TASK DETAILS
Reproduce the listing below, switching "bounding boxes" to "coordinates" and leaving everything else as it stands.

[start]

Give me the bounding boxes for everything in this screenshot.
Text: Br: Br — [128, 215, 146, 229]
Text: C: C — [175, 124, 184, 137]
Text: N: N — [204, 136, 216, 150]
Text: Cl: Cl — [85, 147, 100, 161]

[end]

RESULT OF THIS TASK
Give me the coordinates for everything in this screenshot.
Text: Br: Br — [128, 215, 146, 229]
Text: C: C — [175, 124, 184, 137]
Text: N: N — [204, 136, 216, 150]
Text: Cl: Cl — [85, 147, 100, 161]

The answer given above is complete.